#### [DIRECTIONS]
The entries below are to be transcribed in full, without their images.

#### [DATASET EXTRACT]

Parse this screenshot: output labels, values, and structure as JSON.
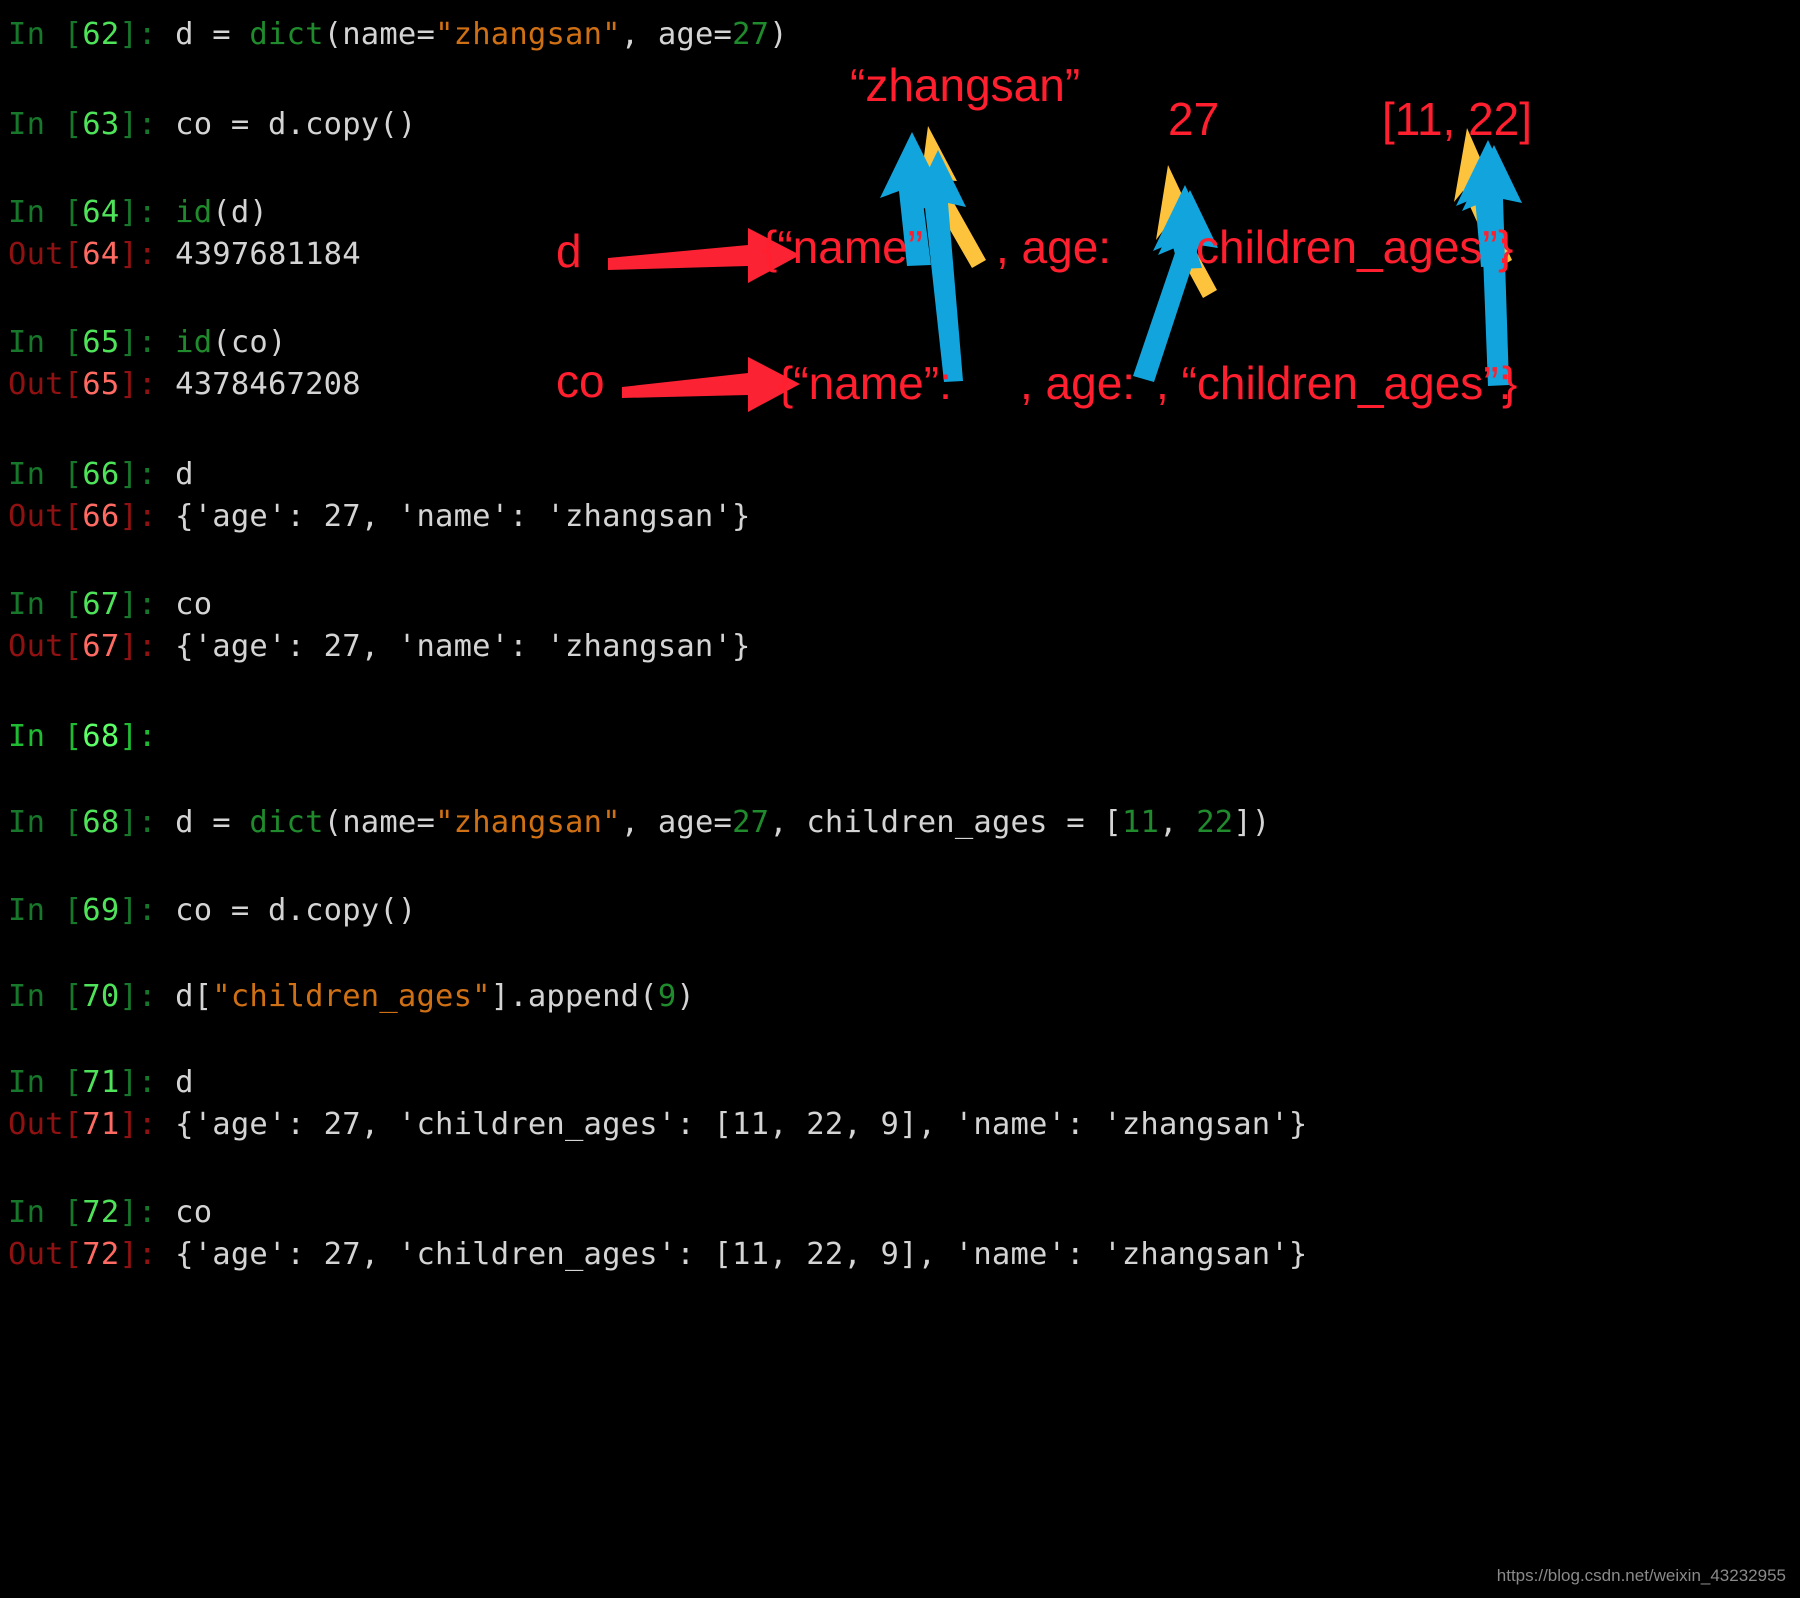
{
  "theme": {
    "background": "#000000",
    "default_text": "#d4d4d4",
    "in_prompt": "#17772a",
    "in_number": "#4fe35a",
    "out_prompt": "#8f1111",
    "out_number": "#ff6b63",
    "string": "#cf7014",
    "number": "#1f8b2d",
    "builtin": "#1f8b2d",
    "annotation_red": "#ff1f2e",
    "annotation_blue": "#12a5dd",
    "annotation_yellow": "#fdc33c"
  },
  "terminal": {
    "lines": [
      {
        "id": "in62",
        "prompt": "In",
        "num": "62",
        "code": "d = dict(name=\"zhangsan\", age=27)"
      },
      {
        "id": "in63",
        "prompt": "In",
        "num": "63",
        "code": "co = d.copy()"
      },
      {
        "id": "in64",
        "prompt": "In",
        "num": "64",
        "code": "id(d)"
      },
      {
        "id": "out64",
        "prompt": "Out",
        "num": "64",
        "code": "4397681184"
      },
      {
        "id": "in65",
        "prompt": "In",
        "num": "65",
        "code": "id(co)"
      },
      {
        "id": "out65",
        "prompt": "Out",
        "num": "65",
        "code": "4378467208"
      },
      {
        "id": "in66",
        "prompt": "In",
        "num": "66",
        "code": "d"
      },
      {
        "id": "out66",
        "prompt": "Out",
        "num": "66",
        "code": "{'age': 27, 'name': 'zhangsan'}"
      },
      {
        "id": "in67",
        "prompt": "In",
        "num": "67",
        "code": "co"
      },
      {
        "id": "out67",
        "prompt": "Out",
        "num": "67",
        "code": "{'age': 27, 'name': 'zhangsan'}"
      },
      {
        "id": "in68a",
        "prompt": "In",
        "num": "68",
        "code": ""
      },
      {
        "id": "in68b",
        "prompt": "In",
        "num": "68",
        "code": "d = dict(name=\"zhangsan\", age=27, children_ages = [11, 22])"
      },
      {
        "id": "in69",
        "prompt": "In",
        "num": "69",
        "code": "co = d.copy()"
      },
      {
        "id": "in70",
        "prompt": "In",
        "num": "70",
        "code": "d[\"children_ages\"].append(9)"
      },
      {
        "id": "in71",
        "prompt": "In",
        "num": "71",
        "code": "d"
      },
      {
        "id": "out71",
        "prompt": "Out",
        "num": "71",
        "code": "{'age': 27, 'children_ages': [11, 22, 9], 'name': 'zhangsan'}"
      },
      {
        "id": "in72",
        "prompt": "In",
        "num": "72",
        "code": "co"
      },
      {
        "id": "out72",
        "prompt": "Out",
        "num": "72",
        "code": "{'age': 27, 'children_ages': [11, 22, 9], 'name': 'zhangsan'}"
      }
    ],
    "text": {
      "in_label": "In",
      "out_label": "Out",
      "bracket_open": "[",
      "bracket_close": "]",
      "colon": ": "
    }
  },
  "annotations": {
    "labels": {
      "zhangsan_value": "“zhangsan”",
      "age_value": "27",
      "children_value": "[11, 22]",
      "d_var": "d",
      "co_var": "co",
      "d_dict_part1": "{“name”",
      "d_dict_part2": ", age:",
      "d_dict_part3": "children_ages”:",
      "d_dict_close": "}",
      "co_dict_part1": "{“name”:",
      "co_dict_part2": ", age:",
      "co_dict_part3": ", “children_ages”:",
      "co_dict_close": "}"
    },
    "arrows": {
      "red_d": "red-right-arrow",
      "red_co": "red-right-arrow",
      "blue_name_d": "blue-up-arrow",
      "blue_name_co": "blue-up-arrow",
      "blue_age_d": "blue-up-arrow",
      "blue_age_co": "blue-up-arrow",
      "blue_children_d": "blue-up-arrow",
      "blue_children_co": "blue-up-arrow",
      "yellow_name": "yellow-up-arrow",
      "yellow_age": "yellow-up-arrow",
      "yellow_children": "yellow-up-arrow"
    }
  },
  "watermark": {
    "url": "https://blog.csdn.net/weixin_43232955"
  }
}
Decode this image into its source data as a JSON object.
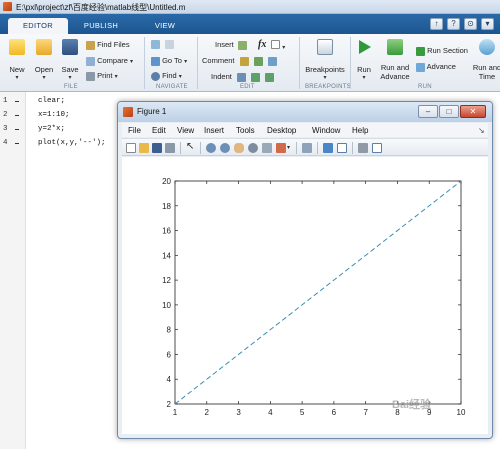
{
  "window": {
    "title": "E:\\pxl\\project\\zf\\百度经验\\matlab线型\\Untitled.m"
  },
  "tabs": [
    {
      "label": "EDITOR"
    },
    {
      "label": "PUBLISH"
    },
    {
      "label": "VIEW"
    }
  ],
  "window_buttons": [
    "↑",
    "?",
    "⊙",
    "▾"
  ],
  "ribbon": {
    "file": {
      "group": "FILE",
      "new": "New",
      "open": "Open",
      "save": "Save",
      "find_files": "Find Files",
      "compare": "Compare",
      "print": "Print"
    },
    "navigate": {
      "group": "NAVIGATE",
      "goto": "Go To",
      "find": "Find"
    },
    "edit": {
      "group": "EDIT",
      "insert": "Insert",
      "fx": "fx",
      "comment": "Comment",
      "indent": "Indent"
    },
    "breakpoints": {
      "group": "BREAKPOINTS",
      "label": "Breakpoints"
    },
    "run": {
      "group": "RUN",
      "run": "Run",
      "run_and_advance_1": "Run and",
      "run_and_advance_2": "Advance",
      "run_section": "Run Section",
      "advance": "Advance",
      "run_and_time_1": "Run and",
      "run_and_time_2": "Time"
    }
  },
  "editor": {
    "lines": [
      {
        "num": "1",
        "code": "clear;"
      },
      {
        "num": "2",
        "code": "x=1:10;"
      },
      {
        "num": "3",
        "code": "y=2*x;"
      },
      {
        "num": "4",
        "code": "plot(x,y,'--');"
      }
    ]
  },
  "figure": {
    "title": "Figure 1",
    "menu": [
      "File",
      "Edit",
      "View",
      "Insert",
      "Tools",
      "Desktop",
      "Window",
      "Help"
    ],
    "title_buttons": [
      "–",
      "□",
      "✕"
    ]
  },
  "chart_data": {
    "type": "line",
    "title": "",
    "xlabel": "",
    "ylabel": "",
    "xlim": [
      1,
      10
    ],
    "ylim": [
      2,
      20
    ],
    "xticks": [
      1,
      2,
      3,
      4,
      5,
      6,
      7,
      8,
      9,
      10
    ],
    "yticks": [
      2,
      4,
      6,
      8,
      10,
      12,
      14,
      16,
      18,
      20
    ],
    "grid": false,
    "series": [
      {
        "line_style": "dashed",
        "color": "#3a8fb0",
        "x": [
          1,
          2,
          3,
          4,
          5,
          6,
          7,
          8,
          9,
          10
        ],
        "y": [
          2,
          4,
          6,
          8,
          10,
          12,
          14,
          16,
          18,
          20
        ]
      }
    ]
  },
  "watermark": "Bai经验",
  "colors": {
    "tab_bar": "#1c5590",
    "ribbon": "#eef2f6",
    "run_green": "#2e9a3a"
  }
}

#### [ANSWER TO THE TASK]
Parse this screenshot: output labels, values, and structure as JSON.
{
  "theme": {
    "background": "#000000",
    "default_text": "#d4d4d4",
    "in_prompt": "#17772a",
    "in_number": "#4fe35a",
    "out_prompt": "#8f1111",
    "out_number": "#ff6b63",
    "string": "#cf7014",
    "number": "#1f8b2d",
    "builtin": "#1f8b2d",
    "annotation_red": "#ff1f2e",
    "annotation_blue": "#12a5dd",
    "annotation_yellow": "#fdc33c"
  },
  "terminal": {
    "lines": [
      {
        "id": "in62",
        "prompt": "In",
        "num": "62",
        "code": "d = dict(name=\"zhangsan\", age=27)"
      },
      {
        "id": "in63",
        "prompt": "In",
        "num": "63",
        "code": "co = d.copy()"
      },
      {
        "id": "in64",
        "prompt": "In",
        "num": "64",
        "code": "id(d)"
      },
      {
        "id": "out64",
        "prompt": "Out",
        "num": "64",
        "code": "4397681184"
      },
      {
        "id": "in65",
        "prompt": "In",
        "num": "65",
        "code": "id(co)"
      },
      {
        "id": "out65",
        "prompt": "Out",
        "num": "65",
        "code": "4378467208"
      },
      {
        "id": "in66",
        "prompt": "In",
        "num": "66",
        "code": "d"
      },
      {
        "id": "out66",
        "prompt": "Out",
        "num": "66",
        "code": "{'age': 27, 'name': 'zhangsan'}"
      },
      {
        "id": "in67",
        "prompt": "In",
        "num": "67",
        "code": "co"
      },
      {
        "id": "out67",
        "prompt": "Out",
        "num": "67",
        "code": "{'age': 27, 'name': 'zhangsan'}"
      },
      {
        "id": "in68a",
        "prompt": "In",
        "num": "68",
        "code": ""
      },
      {
        "id": "in68b",
        "prompt": "In",
        "num": "68",
        "code": "d = dict(name=\"zhangsan\", age=27, children_ages = [11, 22])"
      },
      {
        "id": "in69",
        "prompt": "In",
        "num": "69",
        "code": "co = d.copy()"
      },
      {
        "id": "in70",
        "prompt": "In",
        "num": "70",
        "code": "d[\"children_ages\"].append(9)"
      },
      {
        "id": "in71",
        "prompt": "In",
        "num": "71",
        "code": "d"
      },
      {
        "id": "out71",
        "prompt": "Out",
        "num": "71",
        "code": "{'age': 27, 'children_ages': [11, 22, 9], 'name': 'zhangsan'}"
      },
      {
        "id": "in72",
        "prompt": "In",
        "num": "72",
        "code": "co"
      },
      {
        "id": "out72",
        "prompt": "Out",
        "num": "72",
        "code": "{'age': 27, 'children_ages': [11, 22, 9], 'name': 'zhangsan'}"
      }
    ],
    "text": {
      "in_label": "In",
      "out_label": "Out",
      "bracket_open": "[",
      "bracket_close": "]",
      "colon": ": "
    }
  },
  "annotations": {
    "labels": {
      "zhangsan_value": "“zhangsan”",
      "age_value": "27",
      "children_value": "[11, 22]",
      "d_var": "d",
      "co_var": "co",
      "d_dict_part1": "{“name”",
      "d_dict_part2": ", age:",
      "d_dict_part3": "children_ages”:",
      "d_dict_close": "}",
      "co_dict_part1": "{“name”:",
      "co_dict_part2": ", age:",
      "co_dict_part3": ", “children_ages”:",
      "co_dict_close": "}"
    },
    "arrows": {
      "red_d": "red-right-arrow",
      "red_co": "red-right-arrow",
      "blue_name_d": "blue-up-arrow",
      "blue_name_co": "blue-up-arrow",
      "blue_age_d": "blue-up-arrow",
      "blue_age_co": "blue-up-arrow",
      "blue_children_d": "blue-up-arrow",
      "blue_children_co": "blue-up-arrow",
      "yellow_name": "yellow-up-arrow",
      "yellow_age": "yellow-up-arrow",
      "yellow_children": "yellow-up-arrow"
    }
  },
  "watermark": {
    "url": "https://blog.csdn.net/weixin_43232955"
  }
}
Decode this image into its source data as a JSON object.
{
  "window": {
    "title": "E:\\pxl\\project\\zf\\百度经验\\matlab线型\\Untitled.m"
  },
  "tabs": [
    {
      "label": "EDITOR"
    },
    {
      "label": "PUBLISH"
    },
    {
      "label": "VIEW"
    }
  ],
  "window_buttons": [
    "↑",
    "?",
    "⊙",
    "▾"
  ],
  "ribbon": {
    "file": {
      "group": "FILE",
      "new": "New",
      "open": "Open",
      "save": "Save",
      "find_files": "Find Files",
      "compare": "Compare",
      "print": "Print"
    },
    "navigate": {
      "group": "NAVIGATE",
      "goto": "Go To",
      "find": "Find"
    },
    "edit": {
      "group": "EDIT",
      "insert": "Insert",
      "fx": "fx",
      "comment": "Comment",
      "indent": "Indent"
    },
    "breakpoints": {
      "group": "BREAKPOINTS",
      "label": "Breakpoints"
    },
    "run": {
      "group": "RUN",
      "run": "Run",
      "run_and_advance_1": "Run and",
      "run_and_advance_2": "Advance",
      "run_section": "Run Section",
      "advance": "Advance",
      "run_and_time_1": "Run and",
      "run_and_time_2": "Time"
    }
  },
  "editor": {
    "lines": [
      {
        "num": "1",
        "code": "clear;"
      },
      {
        "num": "2",
        "code": "x=1:10;"
      },
      {
        "num": "3",
        "code": "y=2*x;"
      },
      {
        "num": "4",
        "code": "plot(x,y,'--');"
      }
    ]
  },
  "figure": {
    "title": "Figure 1",
    "menu": [
      "File",
      "Edit",
      "View",
      "Insert",
      "Tools",
      "Desktop",
      "Window",
      "Help"
    ],
    "title_buttons": [
      "–",
      "□",
      "✕"
    ]
  },
  "chart_data": {
    "type": "line",
    "title": "",
    "xlabel": "",
    "ylabel": "",
    "xlim": [
      1,
      10
    ],
    "ylim": [
      2,
      20
    ],
    "xticks": [
      1,
      2,
      3,
      4,
      5,
      6,
      7,
      8,
      9,
      10
    ],
    "yticks": [
      2,
      4,
      6,
      8,
      10,
      12,
      14,
      16,
      18,
      20
    ],
    "grid": false,
    "series": [
      {
        "line_style": "dashed",
        "color": "#3a8fb0",
        "x": [
          1,
          2,
          3,
          4,
          5,
          6,
          7,
          8,
          9,
          10
        ],
        "y": [
          2,
          4,
          6,
          8,
          10,
          12,
          14,
          16,
          18,
          20
        ]
      }
    ]
  },
  "watermark": "Bai经验",
  "colors": {
    "tab_bar": "#1c5590",
    "ribbon": "#eef2f6",
    "run_green": "#2e9a3a"
  }
}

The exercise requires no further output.